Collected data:
- - - -

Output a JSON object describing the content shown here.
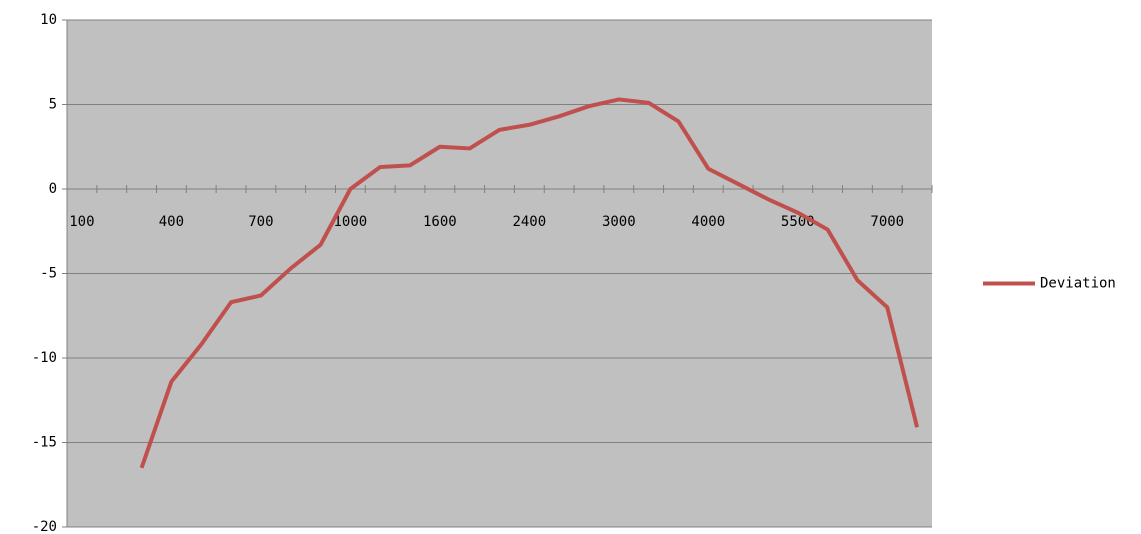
{
  "chart_data": {
    "type": "line",
    "categories": [
      "100",
      null,
      null,
      "400",
      null,
      null,
      "700",
      null,
      null,
      "1000",
      null,
      null,
      "1600",
      null,
      null,
      "2400",
      null,
      null,
      "3000",
      null,
      null,
      "4000",
      null,
      null,
      "5500",
      null,
      null,
      "7000",
      null
    ],
    "series": [
      {
        "name": "Deviation",
        "color": "#c0504d",
        "values": [
          null,
          null,
          -16.5,
          -11.4,
          -9.2,
          -6.7,
          -6.3,
          -4.7,
          -3.3,
          0,
          1.3,
          1.4,
          2.5,
          2.4,
          3.5,
          3.8,
          4.3,
          4.9,
          5.3,
          5.1,
          4.0,
          1.2,
          0.3,
          -0.6,
          -1.4,
          -2.4,
          -5.4,
          -7.0,
          -14.1
        ]
      }
    ],
    "ylim": [
      -20,
      10
    ],
    "yticks": [
      -20,
      -15,
      -10,
      -5,
      0,
      5,
      10
    ],
    "grid": true,
    "legend": "right",
    "background": "#c0c0c0"
  }
}
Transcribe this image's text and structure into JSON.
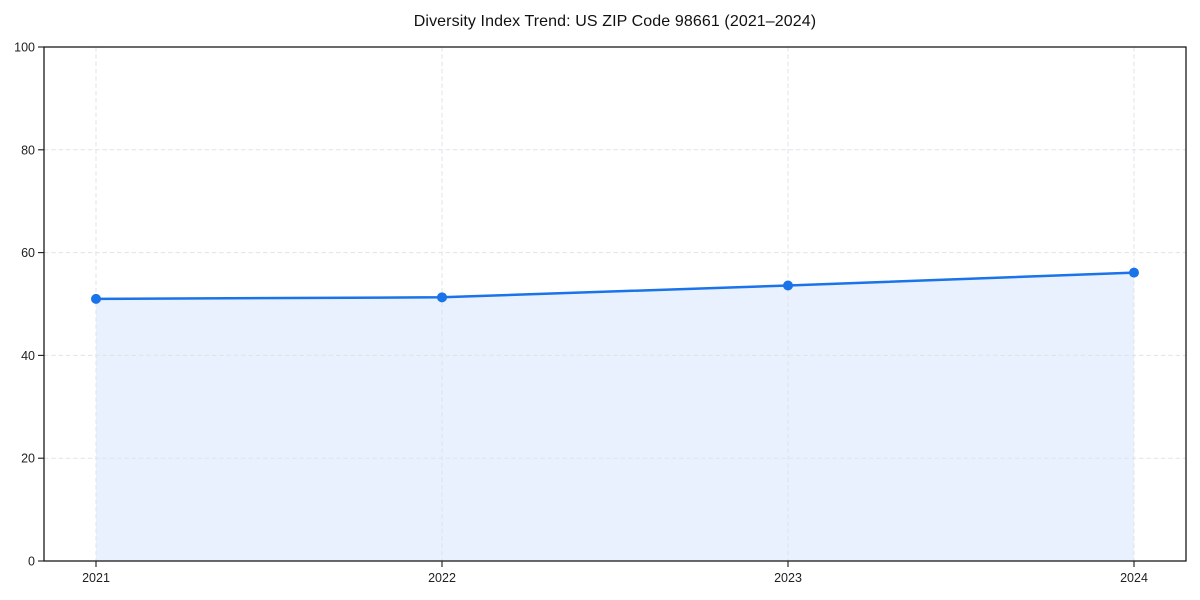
{
  "page": {
    "background": "#ffffff"
  },
  "chart_data": {
    "type": "area",
    "title": "Diversity Index Trend: US ZIP Code 98661 (2021–2024)",
    "x": [
      "2021",
      "2022",
      "2023",
      "2024"
    ],
    "series": [
      {
        "name": "Diversity Index",
        "values": [
          51.0,
          51.3,
          53.6,
          56.1
        ]
      }
    ],
    "xlabel": "",
    "ylabel": "",
    "ylim": [
      0,
      100
    ],
    "yticks": [
      0,
      20,
      40,
      60,
      80,
      100
    ],
    "grid": {
      "style": "dashed",
      "color": "#e0e3e8",
      "horizontal": true,
      "vertical": true
    },
    "legend": "none",
    "styles": {
      "line_color": "#1a73e8",
      "marker": "circle",
      "marker_size": 5,
      "fill_color": "#1a73e8",
      "fill_opacity": 0.1,
      "spine_color": "#1a1a1a",
      "text_color": "#1f1f1f"
    }
  }
}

- - - -

> Challenge: Without the pictures, copy the material exactly as given.

> Output below:
Output a JSON object describing the content shown here.
{
  "chart_data": {
    "type": "line",
    "categories": [
      "100",
      null,
      null,
      "400",
      null,
      null,
      "700",
      null,
      null,
      "1000",
      null,
      null,
      "1600",
      null,
      null,
      "2400",
      null,
      null,
      "3000",
      null,
      null,
      "4000",
      null,
      null,
      "5500",
      null,
      null,
      "7000",
      null
    ],
    "series": [
      {
        "name": "Deviation",
        "color": "#c0504d",
        "values": [
          null,
          null,
          -16.5,
          -11.4,
          -9.2,
          -6.7,
          -6.3,
          -4.7,
          -3.3,
          0,
          1.3,
          1.4,
          2.5,
          2.4,
          3.5,
          3.8,
          4.3,
          4.9,
          5.3,
          5.1,
          4.0,
          1.2,
          0.3,
          -0.6,
          -1.4,
          -2.4,
          -5.4,
          -7.0,
          -14.1
        ]
      }
    ],
    "ylim": [
      -20,
      10
    ],
    "yticks": [
      -20,
      -15,
      -10,
      -5,
      0,
      5,
      10
    ],
    "grid": true,
    "legend": "right",
    "background": "#c0c0c0"
  }
}
Transcribe this image's text and structure into JSON.
{
  "page": {
    "background": "#ffffff"
  },
  "chart_data": {
    "type": "area",
    "title": "Diversity Index Trend: US ZIP Code 98661 (2021–2024)",
    "x": [
      "2021",
      "2022",
      "2023",
      "2024"
    ],
    "series": [
      {
        "name": "Diversity Index",
        "values": [
          51.0,
          51.3,
          53.6,
          56.1
        ]
      }
    ],
    "xlabel": "",
    "ylabel": "",
    "ylim": [
      0,
      100
    ],
    "yticks": [
      0,
      20,
      40,
      60,
      80,
      100
    ],
    "grid": {
      "style": "dashed",
      "color": "#e0e3e8",
      "horizontal": true,
      "vertical": true
    },
    "legend": "none",
    "styles": {
      "line_color": "#1a73e8",
      "marker": "circle",
      "marker_size": 5,
      "fill_color": "#1a73e8",
      "fill_opacity": 0.1,
      "spine_color": "#1a1a1a",
      "text_color": "#1f1f1f"
    }
  }
}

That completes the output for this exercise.